▶ [SUPPLIED PASSAGE]

● ● ● ●

We all may have our inner, secret ravens.
21st February 2011: Borders’ Bankruptcy
The bankruptcy of US booksellers Borders has shaken the Australian publishing industry.
Ebooks and online retailers are blamed.
Borders failed due to other reasons. Large floor space meant sales pressure and diversification away from core business. High retail prices, foreign currency exposures and sluggish turnover meant large store inventories. Private equity debt compounded the situation.
Borders was a victim of poor management and high cost structures.
18th February 2011: A Short Reading List
A short reading list:
Hofstadter, Douglas (2007). I Am A Strange Loop , Basic Books, New York. (TS-4). A guidebook to the self-referential ‘I’ through philosophy, consciousness research, mathematics, topology and feedback experiments.
Kekes, John (2005). The Roots of Evil , Cornell University Press, Ithaca. What connects Charles Manson, the Albigensian Crusade and Argentina’s ‘dirty war’? Through seven detailed case studies, Kekes evaluates how evil manifests in the world, from a ‘fatal fusion’ to ‘wickedness in high places’. Kekes argues that active cultivation of ‘moral imagination’ is vital.
Mau, Bruce (2004). Massive Change , Phaidon Press, London. (TS-1). Mau and colleagues at the Institute Without Boundaries provide a provocative overview of the global trends and design challenges which may shape the 21st century. Features commentary by 34 experts in the tradition of Buckminster Fuller.
Shattuck, Roger. (1996). Forbidden Knowledge: From Prometheus to Pornography , St. Martin’s Press, New York. (TS-3). (OTR-4). Shattuck discusses the axiology of ‘forbidden knowledge’ in art, literature and history. His ‘six categories of forbidden knowledge’ is extremely useful for metaphysical research.

● ● ● ●

▶ [CHECK YOUR UNDERSTANDING]
**A.** List the titles of all the books in the reading list in the dated entries above.
**B.** Answer these questions from the dated entries above, one answer per line:
(i) What do people blame for the Borders bankruptcy?
(ii) Which publisher released Massive Change?
(iii) How many case studies does Kekes use in The Roots of Evil?
**C.** Continue the dated entries above, starting after the Shattuck entry.

● ● ● ●

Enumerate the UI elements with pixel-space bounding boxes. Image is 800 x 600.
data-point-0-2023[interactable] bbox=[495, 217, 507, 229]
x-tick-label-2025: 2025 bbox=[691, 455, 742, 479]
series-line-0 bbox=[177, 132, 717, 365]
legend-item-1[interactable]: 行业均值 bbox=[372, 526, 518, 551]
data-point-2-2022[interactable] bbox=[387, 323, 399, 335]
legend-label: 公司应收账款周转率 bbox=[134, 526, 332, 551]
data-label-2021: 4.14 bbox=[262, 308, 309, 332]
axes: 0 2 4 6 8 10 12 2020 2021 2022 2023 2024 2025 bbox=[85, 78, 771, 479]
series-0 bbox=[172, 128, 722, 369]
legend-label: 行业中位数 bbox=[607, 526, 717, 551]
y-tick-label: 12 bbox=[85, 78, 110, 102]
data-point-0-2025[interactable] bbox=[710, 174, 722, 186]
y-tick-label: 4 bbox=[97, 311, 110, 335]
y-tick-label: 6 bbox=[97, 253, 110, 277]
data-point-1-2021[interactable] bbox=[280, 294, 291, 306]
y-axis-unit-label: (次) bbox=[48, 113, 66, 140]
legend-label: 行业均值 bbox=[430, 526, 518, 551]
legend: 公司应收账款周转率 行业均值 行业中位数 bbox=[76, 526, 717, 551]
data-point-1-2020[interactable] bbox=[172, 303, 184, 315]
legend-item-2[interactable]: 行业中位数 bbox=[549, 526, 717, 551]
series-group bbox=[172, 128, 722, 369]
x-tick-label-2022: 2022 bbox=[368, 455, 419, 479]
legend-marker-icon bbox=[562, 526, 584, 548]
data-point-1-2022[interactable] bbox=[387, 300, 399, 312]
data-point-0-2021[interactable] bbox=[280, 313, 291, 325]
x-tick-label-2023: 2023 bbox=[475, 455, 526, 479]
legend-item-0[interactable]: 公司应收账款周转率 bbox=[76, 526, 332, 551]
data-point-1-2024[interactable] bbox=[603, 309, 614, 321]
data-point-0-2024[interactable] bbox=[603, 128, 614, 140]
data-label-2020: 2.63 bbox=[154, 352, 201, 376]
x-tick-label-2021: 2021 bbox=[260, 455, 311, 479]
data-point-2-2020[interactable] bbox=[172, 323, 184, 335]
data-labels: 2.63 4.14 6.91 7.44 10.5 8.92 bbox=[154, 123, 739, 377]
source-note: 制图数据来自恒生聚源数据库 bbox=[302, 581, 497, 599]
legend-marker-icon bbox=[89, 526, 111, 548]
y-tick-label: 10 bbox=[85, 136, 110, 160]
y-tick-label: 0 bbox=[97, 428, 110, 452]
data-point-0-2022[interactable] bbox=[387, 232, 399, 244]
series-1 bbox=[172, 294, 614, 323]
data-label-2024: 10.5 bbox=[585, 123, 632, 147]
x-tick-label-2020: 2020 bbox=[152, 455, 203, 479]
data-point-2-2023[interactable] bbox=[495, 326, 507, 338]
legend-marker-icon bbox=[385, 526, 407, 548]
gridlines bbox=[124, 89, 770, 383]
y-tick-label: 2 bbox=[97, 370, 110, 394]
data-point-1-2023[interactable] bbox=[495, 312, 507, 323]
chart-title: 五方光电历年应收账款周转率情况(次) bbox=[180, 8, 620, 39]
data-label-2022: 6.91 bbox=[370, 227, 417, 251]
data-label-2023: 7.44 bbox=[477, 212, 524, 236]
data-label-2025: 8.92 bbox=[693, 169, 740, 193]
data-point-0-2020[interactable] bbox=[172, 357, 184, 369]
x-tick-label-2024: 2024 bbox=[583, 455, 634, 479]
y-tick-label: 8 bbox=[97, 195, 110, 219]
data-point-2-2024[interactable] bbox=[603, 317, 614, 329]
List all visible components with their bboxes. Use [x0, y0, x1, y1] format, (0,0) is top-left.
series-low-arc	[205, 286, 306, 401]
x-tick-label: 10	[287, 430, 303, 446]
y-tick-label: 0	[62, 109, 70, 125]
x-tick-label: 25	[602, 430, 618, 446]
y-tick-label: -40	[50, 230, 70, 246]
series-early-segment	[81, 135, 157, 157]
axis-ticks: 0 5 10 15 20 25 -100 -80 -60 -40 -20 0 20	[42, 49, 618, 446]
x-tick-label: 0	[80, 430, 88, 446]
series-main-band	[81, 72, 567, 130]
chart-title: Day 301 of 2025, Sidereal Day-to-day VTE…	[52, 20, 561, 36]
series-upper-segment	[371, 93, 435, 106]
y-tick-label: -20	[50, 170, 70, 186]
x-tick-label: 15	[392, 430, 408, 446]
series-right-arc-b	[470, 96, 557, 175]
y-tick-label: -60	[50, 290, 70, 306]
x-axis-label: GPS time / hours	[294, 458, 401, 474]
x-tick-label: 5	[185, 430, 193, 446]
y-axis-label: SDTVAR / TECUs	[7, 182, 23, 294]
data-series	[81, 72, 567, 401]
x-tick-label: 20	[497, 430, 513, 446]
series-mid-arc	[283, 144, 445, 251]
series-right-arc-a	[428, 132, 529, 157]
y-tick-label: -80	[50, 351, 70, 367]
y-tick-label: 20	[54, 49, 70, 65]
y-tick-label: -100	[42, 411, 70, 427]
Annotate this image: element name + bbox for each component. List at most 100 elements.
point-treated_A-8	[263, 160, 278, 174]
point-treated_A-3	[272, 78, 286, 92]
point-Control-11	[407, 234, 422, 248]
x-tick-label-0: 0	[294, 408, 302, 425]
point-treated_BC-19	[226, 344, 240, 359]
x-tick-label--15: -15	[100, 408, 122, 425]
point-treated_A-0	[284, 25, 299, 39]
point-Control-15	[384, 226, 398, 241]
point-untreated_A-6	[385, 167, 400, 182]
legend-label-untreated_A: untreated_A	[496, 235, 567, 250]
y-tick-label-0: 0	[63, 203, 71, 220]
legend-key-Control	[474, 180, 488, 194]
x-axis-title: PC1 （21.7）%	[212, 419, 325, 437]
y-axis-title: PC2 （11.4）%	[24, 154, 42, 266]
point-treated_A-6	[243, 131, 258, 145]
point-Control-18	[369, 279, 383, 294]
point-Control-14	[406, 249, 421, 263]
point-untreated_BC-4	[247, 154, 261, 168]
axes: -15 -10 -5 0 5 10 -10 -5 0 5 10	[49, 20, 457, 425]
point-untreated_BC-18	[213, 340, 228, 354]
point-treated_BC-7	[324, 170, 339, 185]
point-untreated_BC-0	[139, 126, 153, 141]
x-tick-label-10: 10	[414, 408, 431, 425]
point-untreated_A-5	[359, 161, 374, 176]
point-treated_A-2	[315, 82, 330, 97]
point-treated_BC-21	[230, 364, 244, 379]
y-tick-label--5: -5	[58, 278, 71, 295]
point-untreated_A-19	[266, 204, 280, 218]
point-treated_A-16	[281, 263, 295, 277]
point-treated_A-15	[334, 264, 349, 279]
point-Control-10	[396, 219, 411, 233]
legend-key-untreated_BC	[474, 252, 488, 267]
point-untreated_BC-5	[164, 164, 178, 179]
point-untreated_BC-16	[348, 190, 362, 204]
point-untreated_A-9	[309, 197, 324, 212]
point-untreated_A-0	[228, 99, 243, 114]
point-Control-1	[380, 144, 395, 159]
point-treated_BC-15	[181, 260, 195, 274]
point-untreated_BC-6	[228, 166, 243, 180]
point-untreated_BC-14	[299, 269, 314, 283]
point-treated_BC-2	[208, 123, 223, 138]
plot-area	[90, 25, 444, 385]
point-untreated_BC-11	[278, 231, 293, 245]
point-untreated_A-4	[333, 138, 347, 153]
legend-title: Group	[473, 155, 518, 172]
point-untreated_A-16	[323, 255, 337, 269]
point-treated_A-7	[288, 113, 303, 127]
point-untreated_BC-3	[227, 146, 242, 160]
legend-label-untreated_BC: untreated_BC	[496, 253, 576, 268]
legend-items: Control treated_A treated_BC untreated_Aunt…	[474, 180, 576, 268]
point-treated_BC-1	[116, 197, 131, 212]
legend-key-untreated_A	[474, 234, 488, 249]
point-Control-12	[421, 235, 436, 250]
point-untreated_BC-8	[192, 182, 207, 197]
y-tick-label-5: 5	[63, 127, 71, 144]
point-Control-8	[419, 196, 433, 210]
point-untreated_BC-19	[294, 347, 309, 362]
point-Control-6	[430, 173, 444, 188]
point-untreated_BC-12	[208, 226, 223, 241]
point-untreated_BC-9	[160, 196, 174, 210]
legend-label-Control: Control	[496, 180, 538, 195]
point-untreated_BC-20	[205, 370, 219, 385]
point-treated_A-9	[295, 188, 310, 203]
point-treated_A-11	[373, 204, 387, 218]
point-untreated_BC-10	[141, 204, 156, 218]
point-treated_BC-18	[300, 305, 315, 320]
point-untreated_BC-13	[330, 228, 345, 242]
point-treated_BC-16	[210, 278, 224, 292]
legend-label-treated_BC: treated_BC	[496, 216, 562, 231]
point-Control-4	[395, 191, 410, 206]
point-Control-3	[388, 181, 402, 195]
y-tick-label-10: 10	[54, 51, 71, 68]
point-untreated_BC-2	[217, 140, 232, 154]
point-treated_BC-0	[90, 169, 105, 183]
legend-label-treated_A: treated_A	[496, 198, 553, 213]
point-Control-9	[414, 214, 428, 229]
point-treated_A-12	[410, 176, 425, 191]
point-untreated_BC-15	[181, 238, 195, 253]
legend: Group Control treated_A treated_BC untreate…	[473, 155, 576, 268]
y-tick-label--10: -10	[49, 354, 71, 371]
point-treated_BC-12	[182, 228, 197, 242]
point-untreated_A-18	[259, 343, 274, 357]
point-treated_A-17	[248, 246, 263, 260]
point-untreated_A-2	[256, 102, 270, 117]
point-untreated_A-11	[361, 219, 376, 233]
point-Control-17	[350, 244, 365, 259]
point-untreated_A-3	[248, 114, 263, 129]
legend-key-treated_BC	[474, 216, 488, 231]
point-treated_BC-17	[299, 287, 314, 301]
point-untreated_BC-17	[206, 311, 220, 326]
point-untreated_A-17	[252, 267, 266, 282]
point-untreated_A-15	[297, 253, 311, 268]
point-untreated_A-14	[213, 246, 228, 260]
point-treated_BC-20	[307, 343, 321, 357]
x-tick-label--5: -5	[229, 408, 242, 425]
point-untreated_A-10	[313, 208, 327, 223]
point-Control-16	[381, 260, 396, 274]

● ● ● ●

▶ [PER-TASK OUTPUTS]
**A.**
I Am A Strange Loop
The Roots of Evil
Massive Change
Forbidden Knowledge: From Prometheus to Pornography

**B.**
(i) Ebooks and online retailers.
(ii) Phaidon Press, London.
(iii) Seven.

**C.**
Shirley, John. Gurdjieff: An Introduction to His Life and Ideas , Jeremy P. Tarcher, New York. (TS-1). A nuanced and comprehensive overview of the Graeco-Armenian magus George Gurdjieff, his work, methods, legacy, pupils, and cultural impact. Clarifies some difficult concepts in The Work such as humanity’s status as “food for the moon”.
Slaughter, Richard (2004). Futures Beyond Dystopia: Creating Social Foresight , RoutledgeFalmer, London. (TS-4). (OTR-4). Slaughter is the doyen of critical futurists and editor of the Knowledge Base of Futures Studies . This collection of his ‘later period’ academic essays discusses the limits of dystopias; professional standards and methodological renewal in futures work; and Ken Wilber’s Integral framework. Features an extensive, annotated bibliography to key works in futures and foresight.
Strogratz, Steven (2003). Sync: The Emerging Science of Spontaneous Order , Penguin Books, New York. (TS-3). An introduction to mathematical theories of self-organisation and synchronised oscillations. A scientific explanation for Xeperi (miracles, synchronicities).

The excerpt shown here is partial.